Would you copy out the whole listing exactly as given?

**Input material:**
========

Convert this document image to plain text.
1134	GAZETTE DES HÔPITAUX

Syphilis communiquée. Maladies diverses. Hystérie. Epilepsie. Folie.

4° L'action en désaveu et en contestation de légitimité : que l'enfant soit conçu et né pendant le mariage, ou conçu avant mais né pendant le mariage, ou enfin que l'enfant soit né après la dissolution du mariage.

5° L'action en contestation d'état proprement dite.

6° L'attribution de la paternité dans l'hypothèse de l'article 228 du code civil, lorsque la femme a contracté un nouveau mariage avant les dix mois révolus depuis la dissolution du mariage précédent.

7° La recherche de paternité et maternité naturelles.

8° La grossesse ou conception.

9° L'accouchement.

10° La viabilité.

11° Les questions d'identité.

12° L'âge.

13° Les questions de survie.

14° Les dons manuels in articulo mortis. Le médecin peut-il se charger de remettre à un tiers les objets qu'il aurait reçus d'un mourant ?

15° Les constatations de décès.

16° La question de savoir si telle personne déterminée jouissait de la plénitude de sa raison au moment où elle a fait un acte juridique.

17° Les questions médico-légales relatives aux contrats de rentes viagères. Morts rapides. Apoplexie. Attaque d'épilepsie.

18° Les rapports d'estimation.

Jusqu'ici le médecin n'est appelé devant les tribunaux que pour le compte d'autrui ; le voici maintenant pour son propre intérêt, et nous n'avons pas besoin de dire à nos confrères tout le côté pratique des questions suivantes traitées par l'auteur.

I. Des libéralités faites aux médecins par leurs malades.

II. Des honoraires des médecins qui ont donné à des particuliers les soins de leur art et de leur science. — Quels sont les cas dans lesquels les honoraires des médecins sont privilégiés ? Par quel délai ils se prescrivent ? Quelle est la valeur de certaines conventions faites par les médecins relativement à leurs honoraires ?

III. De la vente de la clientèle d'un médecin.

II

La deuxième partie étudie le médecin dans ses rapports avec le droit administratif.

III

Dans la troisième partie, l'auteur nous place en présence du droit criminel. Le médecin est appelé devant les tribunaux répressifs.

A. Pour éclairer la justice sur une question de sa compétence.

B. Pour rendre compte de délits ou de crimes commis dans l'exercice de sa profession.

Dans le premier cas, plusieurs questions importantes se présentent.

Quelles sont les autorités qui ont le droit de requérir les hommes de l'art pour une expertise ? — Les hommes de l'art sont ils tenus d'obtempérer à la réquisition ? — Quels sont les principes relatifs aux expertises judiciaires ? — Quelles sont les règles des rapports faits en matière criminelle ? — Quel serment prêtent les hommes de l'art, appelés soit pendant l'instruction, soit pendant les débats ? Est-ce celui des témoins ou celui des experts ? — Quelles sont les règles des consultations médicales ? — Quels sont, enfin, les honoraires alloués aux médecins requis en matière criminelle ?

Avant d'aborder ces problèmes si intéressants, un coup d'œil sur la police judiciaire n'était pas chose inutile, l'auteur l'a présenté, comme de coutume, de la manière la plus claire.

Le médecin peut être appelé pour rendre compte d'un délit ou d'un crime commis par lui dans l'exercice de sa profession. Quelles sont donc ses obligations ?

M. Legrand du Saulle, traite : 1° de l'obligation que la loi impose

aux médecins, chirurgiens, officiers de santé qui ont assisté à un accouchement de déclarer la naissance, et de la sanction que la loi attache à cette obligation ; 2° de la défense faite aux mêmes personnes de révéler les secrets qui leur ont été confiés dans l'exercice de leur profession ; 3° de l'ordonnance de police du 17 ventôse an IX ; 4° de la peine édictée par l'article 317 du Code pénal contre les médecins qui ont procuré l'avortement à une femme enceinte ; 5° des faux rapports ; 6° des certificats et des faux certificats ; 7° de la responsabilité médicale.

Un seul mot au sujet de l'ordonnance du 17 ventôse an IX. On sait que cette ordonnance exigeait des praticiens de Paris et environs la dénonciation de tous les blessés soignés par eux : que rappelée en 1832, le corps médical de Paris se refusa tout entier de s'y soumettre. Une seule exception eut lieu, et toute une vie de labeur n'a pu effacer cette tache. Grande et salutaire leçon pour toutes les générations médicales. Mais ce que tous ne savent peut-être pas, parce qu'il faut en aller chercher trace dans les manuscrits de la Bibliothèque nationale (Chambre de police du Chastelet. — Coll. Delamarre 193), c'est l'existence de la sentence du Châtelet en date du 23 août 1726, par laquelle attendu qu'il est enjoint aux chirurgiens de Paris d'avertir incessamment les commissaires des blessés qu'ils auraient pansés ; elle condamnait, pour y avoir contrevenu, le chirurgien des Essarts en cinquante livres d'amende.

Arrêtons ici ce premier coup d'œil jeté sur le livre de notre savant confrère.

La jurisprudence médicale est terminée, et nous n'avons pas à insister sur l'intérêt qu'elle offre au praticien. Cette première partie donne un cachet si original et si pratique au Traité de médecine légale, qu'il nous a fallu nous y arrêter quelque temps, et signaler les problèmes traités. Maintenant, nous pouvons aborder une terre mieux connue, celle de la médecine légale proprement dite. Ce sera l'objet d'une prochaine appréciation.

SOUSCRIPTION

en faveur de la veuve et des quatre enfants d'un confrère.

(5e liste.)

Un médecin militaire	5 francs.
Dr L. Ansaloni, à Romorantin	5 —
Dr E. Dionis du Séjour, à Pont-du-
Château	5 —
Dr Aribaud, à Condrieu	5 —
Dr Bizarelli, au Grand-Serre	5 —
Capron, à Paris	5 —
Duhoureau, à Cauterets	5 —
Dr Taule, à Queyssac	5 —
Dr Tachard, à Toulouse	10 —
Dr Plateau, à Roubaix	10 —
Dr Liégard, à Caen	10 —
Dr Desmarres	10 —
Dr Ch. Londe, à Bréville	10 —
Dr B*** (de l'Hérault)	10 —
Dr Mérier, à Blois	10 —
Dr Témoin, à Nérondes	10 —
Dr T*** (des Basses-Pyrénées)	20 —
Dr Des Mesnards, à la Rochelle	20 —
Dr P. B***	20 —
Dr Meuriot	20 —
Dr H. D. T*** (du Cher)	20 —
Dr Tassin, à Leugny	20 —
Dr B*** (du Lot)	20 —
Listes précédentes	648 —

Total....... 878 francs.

========

**Response:**
Convert this document image to plain text.
1134	GAZETTE DES HÔPITAUX

Syphilis communiquée. Maladies diverses. Hystérie. Epilepsie. Folie.

4° L'action en désaveu et en contestation de légitimité : que l'enfant soit conçu et né pendant le mariage, ou conçu avant mais né pendant le mariage, ou enfin que l'enfant soit né après la dissolution du mariage.

5° L'action en contestation d'état proprement dite.

6° L'attribution de la paternité dans l'hypothèse de l'article 228 du code civil, lorsque la femme a contracté un nouveau mariage avant les dix mois révolus depuis la dissolution du mariage précédent.

7° La recherche de paternité et maternité naturelles.

8° La grossesse ou conception.

9° L'accouchement.

10° La viabilité.

11° Les questions d'identité.

12° L'âge.

13° Les questions de survie.

14° Les dons manuels in articulo mortis. Le médecin peut-il se charger de remettre à un tiers les objets qu'il aurait reçus d'un mourant ?

15° Les constatations de décès.

16° La question de savoir si telle personne déterminée jouissait de la plénitude de sa raison au moment où elle a fait un acte juridique.

17° Les questions médico-légales relatives aux contrats de rentes viagères. Morts rapides. Apoplexie. Attaque d'épilepsie.

18° Les rapports d'estimation.

Jusqu'ici le médecin n'est appelé devant les tribunaux que pour le compte d'autrui ; le voici maintenant pour son propre intérêt, et nous n'avons pas besoin de dire à nos confrères tout le côté pratique des questions suivantes traitées par l'auteur.

I. Des libéralités faites aux médecins par leurs malades.

II. Des honoraires des médecins qui ont donné à des particuliers les soins de leur art et de leur science. — Quels sont les cas dans lesquels les honoraires des médecins sont privilégiés ? Par quel délai ils se prescrivent ? Quelle est la valeur de certaines conventions faites par les médecins relativement à leurs honoraires ?

III. De la vente de la clientèle d'un médecin.

II

La deuxième partie étudie le médecin dans ses rapports avec le droit administratif.

III

Dans la troisième partie, l'auteur nous place en présence du droit criminel. Le médecin est appelé devant les tribunaux répressifs.

A. Pour éclairer la justice sur une question de sa compétence.

B. Pour rendre compte de délits ou de crimes commis dans l'exercice de sa profession.

Dans le premier cas, plusieurs questions importantes se présentent.

Quelles sont les autorités qui ont le droit de requérir les hommes de l'art pour une expertise ? — Les hommes de l'art sont ils tenus d'obtempérer à la réquisition ? — Quels sont les principes relatifs aux expertises judiciaires ? — Quelles sont les règles des rapports faits en matière criminelle ? — Quel serment prêtent les hommes de l'art, appelés soit pendant l'instruction, soit pendant les débats ? Est-ce celui des témoins ou celui des experts ? — Quelles sont les règles des consultations médicales ? — Quels sont, enfin, les honoraires alloués aux médecins requis en matière criminelle ?

Avant d'aborder ces problèmes si intéressants, un coup d'œil sur la police judiciaire n'était pas chose inutile, l'auteur l'a présenté, comme de coutume, de la manière la plus claire.

Le médecin peut être appelé pour rendre compte d'un délit ou d'un crime commis par lui dans l'exercice de sa profession. Quelles sont donc ses obligations ?

M. Legrand du Saulle, traite : 1° de l'obligation que la loi impose

aux médecins, chirurgiens, officiers de santé qui ont assisté à un accouchement de déclarer la naissance, et de la sanction que la loi attache à cette obligation ; 2° de la défense faite aux mêmes personnes de révéler les secrets qui leur ont été confiés dans l'exercice de leur profession ; 3° de l'ordonnance de police du 17 ventôse an IX ; 4° de la peine édictée par l'article 317 du Code pénal contre les médecins qui ont procuré l'avortement à une femme enceinte ; 5° des faux rapports ; 6° des certificats et des faux certificats ; 7° de la responsabilité médicale.

Un seul mot au sujet de l'ordonnance du 17 ventôse an IX. On sait que cette ordonnance exigeait des praticiens de Paris et environs la dénonciation de tous les blessés soignés par eux : que rappelée en 1832, le corps médical de Paris se refusa tout entier de s'y soumettre. Une seule exception eut lieu, et toute une vie de labeur n'a pu effacer cette tache. Grande et salutaire leçon pour toutes les générations médicales. Mais ce que tous ne savent peut-être pas, parce qu'il faut en aller chercher trace dans les manuscrits de la Bibliothèque nationale (Chambre de police du Chastelet. — Coll. Delamarre 193), c'est l'existence de la sentence du Châtelet en date du 23 août 1726, par laquelle attendu qu'il est enjoint aux chirurgiens de Paris d'avertir incessamment les commissaires des blessés qu'ils auraient pansés ; elle condamnait, pour y avoir contrevenu, le chirurgien des Essarts en cinquante livres d'amende.

Arrêtons ici ce premier coup d'œil jeté sur le livre de notre savant confrère.

La jurisprudence médicale est terminée, et nous n'avons pas à insister sur l'intérêt qu'elle offre au praticien. Cette première partie donne un cachet si original et si pratique au Traité de médecine légale, qu'il nous a fallu nous y arrêter quelque temps, et signaler les problèmes traités. Maintenant, nous pouvons aborder une terre mieux connue, celle de la médecine légale proprement dite. Ce sera l'objet d'une prochaine appréciation.

SOUSCRIPTION

en faveur de la veuve et des quatre enfants d'un confrère.

(5e liste.)

Un médecin militaire	5 francs.
Dr L. Ansaloni, à Romorantin	5 —
Dr E. Dionis du Séjour, à Pont-du-
Château	5 —
Dr Aribaud, à Condrieu	5 —
Dr Bizarelli, au Grand-Serre	5 —
Capron, à Paris	5 —
Duhoureau, à Cauterets	5 —
Dr Taule, à Queyssac	5 —
Dr Tachard, à Toulouse	10 —
Dr Plateau, à Roubaix	10 —
Dr Liégard, à Caen	10 —
Dr Desmarres	10 —
Dr Ch. Londe, à Bréville	10 —
Dr B*** (de l'Hérault)	10 —
Dr Mérier, à Blois	10 —
Dr Témoin, à Nérondes	10 —
Dr T*** (des Basses-Pyrénées)	20 —
Dr Des Mesnards, à la Rochelle	20 —
Dr P. B***	20 —
Dr Meuriot	20 —
Dr H. D. T*** (du Cher)	20 —
Dr Tassin, à Leugny	20 —
Dr B*** (du Lot)	20 —
Listes précédentes	648 —

Total....... 878 francs.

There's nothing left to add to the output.